* BEGIN *
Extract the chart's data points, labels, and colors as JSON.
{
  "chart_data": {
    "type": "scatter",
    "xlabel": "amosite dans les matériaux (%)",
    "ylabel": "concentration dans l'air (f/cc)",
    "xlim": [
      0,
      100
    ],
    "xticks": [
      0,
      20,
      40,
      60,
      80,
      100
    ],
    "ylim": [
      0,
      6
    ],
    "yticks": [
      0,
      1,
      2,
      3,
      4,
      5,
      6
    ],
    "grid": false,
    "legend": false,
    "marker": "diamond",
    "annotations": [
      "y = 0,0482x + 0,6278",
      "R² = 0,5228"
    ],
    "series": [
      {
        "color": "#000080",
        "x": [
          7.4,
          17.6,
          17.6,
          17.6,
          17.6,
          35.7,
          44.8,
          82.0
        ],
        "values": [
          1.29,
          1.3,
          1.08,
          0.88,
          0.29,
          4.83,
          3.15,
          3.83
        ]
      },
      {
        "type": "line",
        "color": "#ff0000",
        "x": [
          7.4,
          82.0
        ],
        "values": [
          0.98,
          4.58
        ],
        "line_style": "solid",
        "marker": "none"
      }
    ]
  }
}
* END *
### SHORT PROBLEM
Make an exact copy of every line in the data.

### ANSWER
Extract the chart's data points, labels, and colors as JSON.
{
  "chart_data": {
    "type": "scatter",
    "xlabel": "amosite dans les matériaux (%)",
    "ylabel": "concentration dans l'air (f/cc)",
    "xlim": [
      0,
      100
    ],
    "xticks": [
      0,
      20,
      40,
      60,
      80,
      100
    ],
    "ylim": [
      0,
      6
    ],
    "yticks": [
      0,
      1,
      2,
      3,
      4,
      5,
      6
    ],
    "grid": false,
    "legend": false,
    "marker": "diamond",
    "annotations": [
      "y = 0,0482x + 0,6278",
      "R² = 0,5228"
    ],
    "series": [
      {
        "color": "#000080",
        "x": [
          7.4,
          17.6,
          17.6,
          17.6,
          17.6,
          35.7,
          44.8,
          82.0
        ],
        "values": [
          1.29,
          1.3,
          1.08,
          0.88,
          0.29,
          4.83,
          3.15,
          3.83
        ]
      },
      {
        "type": "line",
        "color": "#ff0000",
        "x": [
          7.4,
          82.0
        ],
        "values": [
          0.98,
          4.58
        ],
        "line_style": "solid",
        "marker": "none"
      }
    ]
  }
}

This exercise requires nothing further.